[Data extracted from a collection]
###

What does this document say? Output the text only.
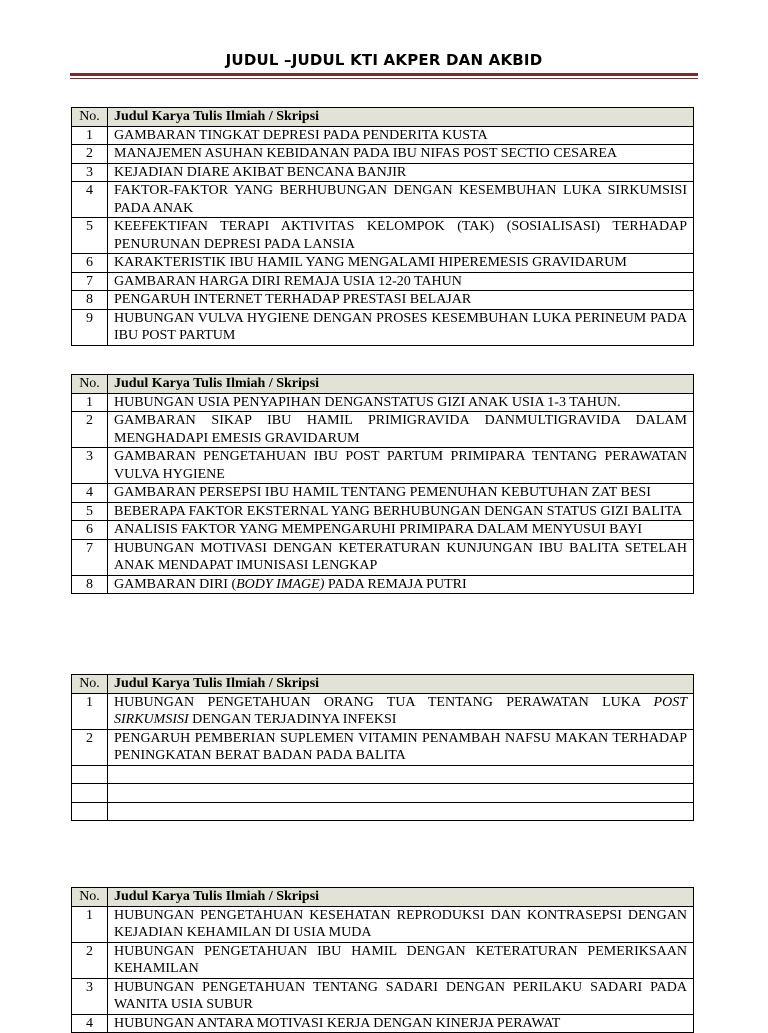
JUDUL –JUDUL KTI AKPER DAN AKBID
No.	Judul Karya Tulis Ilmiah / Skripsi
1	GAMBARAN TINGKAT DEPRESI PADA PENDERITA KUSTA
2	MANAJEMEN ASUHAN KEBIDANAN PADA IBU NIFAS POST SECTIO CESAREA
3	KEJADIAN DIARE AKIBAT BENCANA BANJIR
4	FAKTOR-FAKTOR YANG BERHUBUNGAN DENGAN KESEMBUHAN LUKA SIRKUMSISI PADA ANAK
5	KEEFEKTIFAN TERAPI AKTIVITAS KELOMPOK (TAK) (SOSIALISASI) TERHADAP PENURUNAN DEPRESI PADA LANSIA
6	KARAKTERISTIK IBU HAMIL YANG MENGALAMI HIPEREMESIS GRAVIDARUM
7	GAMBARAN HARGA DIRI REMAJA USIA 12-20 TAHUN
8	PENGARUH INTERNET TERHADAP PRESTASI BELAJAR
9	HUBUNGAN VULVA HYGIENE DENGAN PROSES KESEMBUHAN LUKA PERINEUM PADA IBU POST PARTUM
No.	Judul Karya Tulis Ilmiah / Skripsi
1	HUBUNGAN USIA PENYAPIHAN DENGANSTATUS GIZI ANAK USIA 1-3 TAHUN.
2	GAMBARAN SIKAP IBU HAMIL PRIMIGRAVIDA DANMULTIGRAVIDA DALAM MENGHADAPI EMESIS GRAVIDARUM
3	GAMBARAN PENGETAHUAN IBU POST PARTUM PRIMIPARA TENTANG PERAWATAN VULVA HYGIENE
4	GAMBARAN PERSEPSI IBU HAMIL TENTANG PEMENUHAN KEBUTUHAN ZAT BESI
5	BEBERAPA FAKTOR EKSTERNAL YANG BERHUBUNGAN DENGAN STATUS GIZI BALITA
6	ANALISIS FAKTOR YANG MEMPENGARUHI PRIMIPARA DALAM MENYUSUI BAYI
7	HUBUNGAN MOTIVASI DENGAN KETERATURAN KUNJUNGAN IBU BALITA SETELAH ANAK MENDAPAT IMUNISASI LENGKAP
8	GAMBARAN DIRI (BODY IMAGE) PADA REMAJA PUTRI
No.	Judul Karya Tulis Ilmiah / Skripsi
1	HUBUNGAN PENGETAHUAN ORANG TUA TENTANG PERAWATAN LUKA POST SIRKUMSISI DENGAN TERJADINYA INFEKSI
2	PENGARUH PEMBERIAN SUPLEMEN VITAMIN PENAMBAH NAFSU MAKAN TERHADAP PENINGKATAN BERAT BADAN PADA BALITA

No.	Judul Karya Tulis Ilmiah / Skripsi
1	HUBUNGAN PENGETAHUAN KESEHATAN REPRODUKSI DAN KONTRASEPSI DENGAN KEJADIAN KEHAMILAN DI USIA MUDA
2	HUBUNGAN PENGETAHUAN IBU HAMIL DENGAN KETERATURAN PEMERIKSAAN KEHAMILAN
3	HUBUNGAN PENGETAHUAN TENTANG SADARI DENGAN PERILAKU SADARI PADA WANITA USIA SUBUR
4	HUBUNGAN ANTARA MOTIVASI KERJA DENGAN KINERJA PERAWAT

###

§ **Your goal**:
From the entries above, collect every line with the string "BALITA" in it.

§ **The response**:
5	BEBERAPA FAKTOR EKSTERNAL YANG BERHUBUNGAN DENGAN STATUS GIZI BALITA
7	HUBUNGAN MOTIVASI DENGAN KETERATURAN KUNJUNGAN IBU BALITA SETELAH ANAK MENDAPAT IMUNISASI LENGKAP
2	PENGARUH PEMBERIAN SUPLEMEN VITAMIN PENAMBAH NAFSU MAKAN TERHADAP PENINGKATAN BERAT BADAN PADA BALITA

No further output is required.